* Stated task: Pick out each line with the word "grid" from the material that follows.

* Input for this task:
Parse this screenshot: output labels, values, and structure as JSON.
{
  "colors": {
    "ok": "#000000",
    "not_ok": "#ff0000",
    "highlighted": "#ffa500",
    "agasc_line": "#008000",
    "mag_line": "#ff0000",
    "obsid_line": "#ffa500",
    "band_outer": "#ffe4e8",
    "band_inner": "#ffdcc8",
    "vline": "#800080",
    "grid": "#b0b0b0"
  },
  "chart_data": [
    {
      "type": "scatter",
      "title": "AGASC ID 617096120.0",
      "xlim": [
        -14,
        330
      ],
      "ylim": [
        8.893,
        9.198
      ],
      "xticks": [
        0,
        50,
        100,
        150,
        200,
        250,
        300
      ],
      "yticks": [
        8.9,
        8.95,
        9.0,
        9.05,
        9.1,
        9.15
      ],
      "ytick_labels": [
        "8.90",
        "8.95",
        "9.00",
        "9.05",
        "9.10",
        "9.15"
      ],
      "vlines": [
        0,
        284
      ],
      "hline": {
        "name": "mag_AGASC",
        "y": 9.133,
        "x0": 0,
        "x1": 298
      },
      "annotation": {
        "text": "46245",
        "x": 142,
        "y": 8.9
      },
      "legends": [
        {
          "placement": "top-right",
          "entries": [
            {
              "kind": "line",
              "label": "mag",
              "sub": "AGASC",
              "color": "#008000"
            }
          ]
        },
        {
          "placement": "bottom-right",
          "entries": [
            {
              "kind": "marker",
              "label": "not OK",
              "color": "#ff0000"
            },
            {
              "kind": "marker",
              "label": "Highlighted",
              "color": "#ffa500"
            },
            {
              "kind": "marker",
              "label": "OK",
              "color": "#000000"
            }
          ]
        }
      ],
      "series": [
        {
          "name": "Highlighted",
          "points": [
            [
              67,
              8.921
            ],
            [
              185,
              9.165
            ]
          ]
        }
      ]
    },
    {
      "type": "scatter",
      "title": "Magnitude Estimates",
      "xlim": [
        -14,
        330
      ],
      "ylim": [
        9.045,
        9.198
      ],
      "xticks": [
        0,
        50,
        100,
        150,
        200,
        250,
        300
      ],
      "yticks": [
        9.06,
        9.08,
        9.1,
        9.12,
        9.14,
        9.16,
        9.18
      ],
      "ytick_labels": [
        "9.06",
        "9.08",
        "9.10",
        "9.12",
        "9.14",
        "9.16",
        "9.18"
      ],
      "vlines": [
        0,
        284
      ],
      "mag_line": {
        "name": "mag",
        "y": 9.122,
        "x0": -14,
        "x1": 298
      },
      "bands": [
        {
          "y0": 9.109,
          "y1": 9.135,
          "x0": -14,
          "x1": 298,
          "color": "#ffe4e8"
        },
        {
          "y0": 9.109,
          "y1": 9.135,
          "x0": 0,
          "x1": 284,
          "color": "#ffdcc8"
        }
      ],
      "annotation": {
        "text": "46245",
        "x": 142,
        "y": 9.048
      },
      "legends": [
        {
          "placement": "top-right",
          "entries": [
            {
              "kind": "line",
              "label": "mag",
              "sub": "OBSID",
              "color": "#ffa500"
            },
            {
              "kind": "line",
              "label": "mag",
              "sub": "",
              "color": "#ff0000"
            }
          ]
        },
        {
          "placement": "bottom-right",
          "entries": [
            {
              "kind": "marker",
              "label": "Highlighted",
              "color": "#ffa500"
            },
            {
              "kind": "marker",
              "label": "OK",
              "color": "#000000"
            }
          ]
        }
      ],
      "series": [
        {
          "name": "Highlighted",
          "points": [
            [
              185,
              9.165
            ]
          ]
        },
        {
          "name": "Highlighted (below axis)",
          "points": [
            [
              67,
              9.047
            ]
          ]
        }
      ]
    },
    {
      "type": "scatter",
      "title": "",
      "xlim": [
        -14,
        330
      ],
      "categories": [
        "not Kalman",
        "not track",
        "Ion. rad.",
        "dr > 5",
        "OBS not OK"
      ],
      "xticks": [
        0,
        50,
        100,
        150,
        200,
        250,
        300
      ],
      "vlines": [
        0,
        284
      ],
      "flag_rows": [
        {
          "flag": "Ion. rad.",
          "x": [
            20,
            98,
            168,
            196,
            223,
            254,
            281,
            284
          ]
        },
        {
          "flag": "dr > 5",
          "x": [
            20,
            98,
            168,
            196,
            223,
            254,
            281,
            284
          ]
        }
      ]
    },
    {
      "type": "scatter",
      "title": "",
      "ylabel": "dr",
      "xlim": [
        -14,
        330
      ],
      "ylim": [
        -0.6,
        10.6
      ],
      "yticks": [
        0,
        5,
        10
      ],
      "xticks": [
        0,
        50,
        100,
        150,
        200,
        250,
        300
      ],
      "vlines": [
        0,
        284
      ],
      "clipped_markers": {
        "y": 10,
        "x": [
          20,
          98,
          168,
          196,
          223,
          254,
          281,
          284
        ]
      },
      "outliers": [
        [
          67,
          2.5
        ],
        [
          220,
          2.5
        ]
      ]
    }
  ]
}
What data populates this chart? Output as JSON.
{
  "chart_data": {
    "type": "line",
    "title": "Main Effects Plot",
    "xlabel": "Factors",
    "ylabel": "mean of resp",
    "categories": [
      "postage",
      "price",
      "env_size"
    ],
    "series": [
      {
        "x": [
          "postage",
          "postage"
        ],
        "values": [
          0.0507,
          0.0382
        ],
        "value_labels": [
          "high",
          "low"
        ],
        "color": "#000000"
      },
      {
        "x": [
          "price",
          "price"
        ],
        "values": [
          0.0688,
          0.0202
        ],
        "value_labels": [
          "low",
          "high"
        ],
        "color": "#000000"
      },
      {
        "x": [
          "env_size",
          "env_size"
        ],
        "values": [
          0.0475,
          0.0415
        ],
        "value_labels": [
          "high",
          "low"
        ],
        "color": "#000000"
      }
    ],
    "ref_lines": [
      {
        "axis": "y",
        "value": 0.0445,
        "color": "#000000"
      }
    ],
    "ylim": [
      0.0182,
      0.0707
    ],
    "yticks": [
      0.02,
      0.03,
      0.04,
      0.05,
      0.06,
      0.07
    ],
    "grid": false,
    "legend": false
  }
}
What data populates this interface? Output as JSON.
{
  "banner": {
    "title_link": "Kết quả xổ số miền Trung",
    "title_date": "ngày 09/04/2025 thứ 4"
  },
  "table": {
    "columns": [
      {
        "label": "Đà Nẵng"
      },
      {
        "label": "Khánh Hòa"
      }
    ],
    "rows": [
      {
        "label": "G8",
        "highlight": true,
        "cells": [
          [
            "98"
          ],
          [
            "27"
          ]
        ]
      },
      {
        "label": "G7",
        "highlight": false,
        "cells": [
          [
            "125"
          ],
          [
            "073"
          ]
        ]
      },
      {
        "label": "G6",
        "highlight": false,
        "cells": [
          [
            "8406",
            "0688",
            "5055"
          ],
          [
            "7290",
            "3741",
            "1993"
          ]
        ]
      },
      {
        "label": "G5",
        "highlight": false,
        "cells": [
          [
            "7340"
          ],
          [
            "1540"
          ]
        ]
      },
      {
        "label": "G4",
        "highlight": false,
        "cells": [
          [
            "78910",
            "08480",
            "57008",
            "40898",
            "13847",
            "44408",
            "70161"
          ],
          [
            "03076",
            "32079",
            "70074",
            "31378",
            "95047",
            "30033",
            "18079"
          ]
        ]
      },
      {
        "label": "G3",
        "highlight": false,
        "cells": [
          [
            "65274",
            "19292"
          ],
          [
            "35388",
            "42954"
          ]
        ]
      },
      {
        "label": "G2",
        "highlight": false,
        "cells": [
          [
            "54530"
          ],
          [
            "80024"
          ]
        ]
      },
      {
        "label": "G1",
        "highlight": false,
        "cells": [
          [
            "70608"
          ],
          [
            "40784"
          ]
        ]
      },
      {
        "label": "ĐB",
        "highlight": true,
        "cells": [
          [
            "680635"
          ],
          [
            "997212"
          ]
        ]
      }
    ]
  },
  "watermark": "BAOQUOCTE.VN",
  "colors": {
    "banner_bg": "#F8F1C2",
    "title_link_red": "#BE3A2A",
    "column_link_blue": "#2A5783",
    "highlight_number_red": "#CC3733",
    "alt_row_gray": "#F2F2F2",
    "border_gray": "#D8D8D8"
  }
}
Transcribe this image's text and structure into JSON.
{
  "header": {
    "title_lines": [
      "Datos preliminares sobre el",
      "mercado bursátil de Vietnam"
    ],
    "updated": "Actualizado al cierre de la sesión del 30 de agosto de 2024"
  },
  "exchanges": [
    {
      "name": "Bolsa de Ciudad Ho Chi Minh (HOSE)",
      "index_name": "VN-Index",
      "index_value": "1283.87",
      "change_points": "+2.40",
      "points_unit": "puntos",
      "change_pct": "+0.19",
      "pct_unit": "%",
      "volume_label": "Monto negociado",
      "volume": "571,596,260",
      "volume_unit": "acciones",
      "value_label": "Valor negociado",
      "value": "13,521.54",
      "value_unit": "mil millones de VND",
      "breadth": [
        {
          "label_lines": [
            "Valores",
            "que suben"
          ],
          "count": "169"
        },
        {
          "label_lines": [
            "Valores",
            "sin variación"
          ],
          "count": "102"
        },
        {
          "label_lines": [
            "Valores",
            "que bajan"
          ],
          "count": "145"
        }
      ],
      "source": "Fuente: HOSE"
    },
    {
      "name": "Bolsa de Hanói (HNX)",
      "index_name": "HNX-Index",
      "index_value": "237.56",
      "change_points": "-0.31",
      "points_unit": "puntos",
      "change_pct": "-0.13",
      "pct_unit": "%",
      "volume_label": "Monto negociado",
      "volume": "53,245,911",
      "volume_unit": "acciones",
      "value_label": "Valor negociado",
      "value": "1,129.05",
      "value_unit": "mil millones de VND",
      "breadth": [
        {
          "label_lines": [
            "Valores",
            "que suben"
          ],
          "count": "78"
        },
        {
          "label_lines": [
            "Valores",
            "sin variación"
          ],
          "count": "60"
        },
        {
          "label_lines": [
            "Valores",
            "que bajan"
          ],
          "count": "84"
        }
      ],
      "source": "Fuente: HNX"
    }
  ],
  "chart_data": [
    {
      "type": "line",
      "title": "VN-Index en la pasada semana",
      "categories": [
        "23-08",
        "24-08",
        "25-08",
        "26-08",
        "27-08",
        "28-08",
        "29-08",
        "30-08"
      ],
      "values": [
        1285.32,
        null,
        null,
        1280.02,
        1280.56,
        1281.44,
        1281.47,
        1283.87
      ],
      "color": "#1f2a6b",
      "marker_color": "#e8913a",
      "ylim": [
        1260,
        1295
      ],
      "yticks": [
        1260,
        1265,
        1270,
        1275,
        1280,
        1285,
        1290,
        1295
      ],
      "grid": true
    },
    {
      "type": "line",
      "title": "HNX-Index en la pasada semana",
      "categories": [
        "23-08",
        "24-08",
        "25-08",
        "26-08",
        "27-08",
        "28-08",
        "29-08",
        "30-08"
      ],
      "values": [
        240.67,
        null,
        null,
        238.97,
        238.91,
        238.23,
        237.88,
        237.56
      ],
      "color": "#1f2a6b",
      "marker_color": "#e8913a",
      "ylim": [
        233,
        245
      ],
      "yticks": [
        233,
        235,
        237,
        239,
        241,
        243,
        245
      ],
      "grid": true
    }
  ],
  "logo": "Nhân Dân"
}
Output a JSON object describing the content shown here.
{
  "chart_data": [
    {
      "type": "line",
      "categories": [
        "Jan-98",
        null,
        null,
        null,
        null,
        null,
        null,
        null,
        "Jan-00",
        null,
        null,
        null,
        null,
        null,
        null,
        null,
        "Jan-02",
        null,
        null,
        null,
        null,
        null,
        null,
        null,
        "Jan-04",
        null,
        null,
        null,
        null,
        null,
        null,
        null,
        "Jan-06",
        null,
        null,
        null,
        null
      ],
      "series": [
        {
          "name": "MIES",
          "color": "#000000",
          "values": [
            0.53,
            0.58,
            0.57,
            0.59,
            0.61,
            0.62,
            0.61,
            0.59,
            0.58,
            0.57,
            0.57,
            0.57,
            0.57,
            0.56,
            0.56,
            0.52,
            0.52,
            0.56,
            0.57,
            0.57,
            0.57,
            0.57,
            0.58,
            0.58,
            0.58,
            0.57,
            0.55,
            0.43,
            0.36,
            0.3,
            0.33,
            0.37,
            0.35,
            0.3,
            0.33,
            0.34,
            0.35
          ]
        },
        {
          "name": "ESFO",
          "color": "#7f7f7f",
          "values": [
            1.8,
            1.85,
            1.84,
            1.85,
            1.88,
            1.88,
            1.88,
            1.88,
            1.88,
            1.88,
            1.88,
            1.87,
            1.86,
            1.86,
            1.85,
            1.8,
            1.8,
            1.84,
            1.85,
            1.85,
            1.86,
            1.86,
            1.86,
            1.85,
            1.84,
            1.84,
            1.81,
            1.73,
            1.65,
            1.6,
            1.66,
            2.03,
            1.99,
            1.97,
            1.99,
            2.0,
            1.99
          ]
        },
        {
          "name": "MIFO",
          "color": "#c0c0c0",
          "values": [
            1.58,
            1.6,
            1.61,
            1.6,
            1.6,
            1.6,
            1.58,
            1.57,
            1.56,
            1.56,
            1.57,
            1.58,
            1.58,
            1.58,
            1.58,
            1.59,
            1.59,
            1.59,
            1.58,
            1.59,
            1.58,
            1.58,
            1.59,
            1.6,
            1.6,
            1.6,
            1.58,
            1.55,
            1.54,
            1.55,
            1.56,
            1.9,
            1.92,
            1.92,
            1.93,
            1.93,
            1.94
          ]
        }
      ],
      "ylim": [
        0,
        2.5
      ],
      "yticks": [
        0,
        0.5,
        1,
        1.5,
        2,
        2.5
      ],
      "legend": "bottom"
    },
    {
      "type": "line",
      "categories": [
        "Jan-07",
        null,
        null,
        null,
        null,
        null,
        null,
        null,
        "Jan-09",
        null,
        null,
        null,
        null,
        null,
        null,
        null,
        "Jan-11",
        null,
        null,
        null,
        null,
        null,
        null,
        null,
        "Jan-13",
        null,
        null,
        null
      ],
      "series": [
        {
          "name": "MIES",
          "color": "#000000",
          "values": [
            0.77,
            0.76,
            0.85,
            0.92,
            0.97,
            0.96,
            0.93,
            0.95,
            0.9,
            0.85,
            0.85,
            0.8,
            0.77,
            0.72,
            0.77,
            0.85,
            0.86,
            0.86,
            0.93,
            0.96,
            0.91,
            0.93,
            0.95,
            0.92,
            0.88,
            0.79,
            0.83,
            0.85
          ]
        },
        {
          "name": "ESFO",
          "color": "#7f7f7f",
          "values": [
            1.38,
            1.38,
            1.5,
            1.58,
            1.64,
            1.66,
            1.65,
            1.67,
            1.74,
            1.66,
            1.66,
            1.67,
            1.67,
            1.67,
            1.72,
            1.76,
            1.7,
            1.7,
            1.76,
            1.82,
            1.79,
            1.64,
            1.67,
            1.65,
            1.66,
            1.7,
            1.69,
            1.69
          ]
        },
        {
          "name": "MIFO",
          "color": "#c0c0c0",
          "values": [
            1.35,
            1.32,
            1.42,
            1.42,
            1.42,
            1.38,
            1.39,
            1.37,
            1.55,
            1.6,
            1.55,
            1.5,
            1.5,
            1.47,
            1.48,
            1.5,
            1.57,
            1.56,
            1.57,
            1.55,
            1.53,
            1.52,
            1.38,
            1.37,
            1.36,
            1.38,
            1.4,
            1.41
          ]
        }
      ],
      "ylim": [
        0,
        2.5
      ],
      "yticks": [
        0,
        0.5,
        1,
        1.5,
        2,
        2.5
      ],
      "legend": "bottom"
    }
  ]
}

* Correct output:
    "grid": "#b0b0b0"
    "grid": false,
      "grid": true
      "grid": true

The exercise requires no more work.